◆ **Do this**: Your task is to quote the material that follows, in full and exactly.

◆ **Material shown**:
--- START ---

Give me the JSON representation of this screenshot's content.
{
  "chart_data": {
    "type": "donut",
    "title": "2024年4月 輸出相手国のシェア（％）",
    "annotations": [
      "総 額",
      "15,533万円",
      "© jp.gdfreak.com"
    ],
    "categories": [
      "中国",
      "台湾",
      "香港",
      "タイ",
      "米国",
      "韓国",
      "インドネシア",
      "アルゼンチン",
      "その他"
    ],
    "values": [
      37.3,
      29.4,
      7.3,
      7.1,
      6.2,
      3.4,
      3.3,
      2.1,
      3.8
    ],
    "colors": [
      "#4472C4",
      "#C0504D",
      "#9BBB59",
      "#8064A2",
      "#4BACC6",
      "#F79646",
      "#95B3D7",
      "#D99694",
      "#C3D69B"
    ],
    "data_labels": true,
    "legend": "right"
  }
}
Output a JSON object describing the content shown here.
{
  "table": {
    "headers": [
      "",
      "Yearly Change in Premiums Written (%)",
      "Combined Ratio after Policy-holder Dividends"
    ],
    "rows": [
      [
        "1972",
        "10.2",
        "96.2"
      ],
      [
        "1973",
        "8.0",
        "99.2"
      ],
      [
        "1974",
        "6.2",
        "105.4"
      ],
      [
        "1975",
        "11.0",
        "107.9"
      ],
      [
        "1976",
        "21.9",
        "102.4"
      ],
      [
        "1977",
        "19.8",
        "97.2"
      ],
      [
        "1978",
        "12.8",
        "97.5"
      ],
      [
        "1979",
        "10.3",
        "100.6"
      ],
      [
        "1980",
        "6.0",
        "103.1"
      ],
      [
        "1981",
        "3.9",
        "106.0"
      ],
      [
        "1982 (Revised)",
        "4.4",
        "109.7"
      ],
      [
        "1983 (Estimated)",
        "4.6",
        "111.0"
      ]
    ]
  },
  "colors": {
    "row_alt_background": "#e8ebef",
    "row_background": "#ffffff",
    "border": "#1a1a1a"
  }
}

--- END ---

◆ **Written answer**:
Give me the JSON representation of this screenshot's content.
{
  "chart_data": {
    "type": "donut",
    "title": "2024年4月 輸出相手国のシェア（％）",
    "annotations": [
      "総 額",
      "15,533万円",
      "© jp.gdfreak.com"
    ],
    "categories": [
      "中国",
      "台湾",
      "香港",
      "タイ",
      "米国",
      "韓国",
      "インドネシア",
      "アルゼンチン",
      "その他"
    ],
    "values": [
      37.3,
      29.4,
      7.3,
      7.1,
      6.2,
      3.4,
      3.3,
      2.1,
      3.8
    ],
    "colors": [
      "#4472C4",
      "#C0504D",
      "#9BBB59",
      "#8064A2",
      "#4BACC6",
      "#F79646",
      "#95B3D7",
      "#D99694",
      "#C3D69B"
    ],
    "data_labels": true,
    "legend": "right"
  }
}
Output a JSON object describing the content shown here.
{
  "table": {
    "headers": [
      "",
      "Yearly Change in Premiums Written (%)",
      "Combined Ratio after Policy-holder Dividends"
    ],
    "rows": [
      [
        "1972",
        "10.2",
        "96.2"
      ],
      [
        "1973",
        "8.0",
        "99.2"
      ],
      [
        "1974",
        "6.2",
        "105.4"
      ],
      [
        "1975",
        "11.0",
        "107.9"
      ],
      [
        "1976",
        "21.9",
        "102.4"
      ],
      [
        "1977",
        "19.8",
        "97.2"
      ],
      [
        "1978",
        "12.8",
        "97.5"
      ],
      [
        "1979",
        "10.3",
        "100.6"
      ],
      [
        "1980",
        "6.0",
        "103.1"
      ],
      [
        "1981",
        "3.9",
        "106.0"
      ],
      [
        "1982 (Revised)",
        "4.4",
        "109.7"
      ],
      [
        "1983 (Estimated)",
        "4.6",
        "111.0"
      ]
    ]
  },
  "colors": {
    "row_alt_background": "#e8ebef",
    "row_background": "#ffffff",
    "border": "#1a1a1a"
  }
}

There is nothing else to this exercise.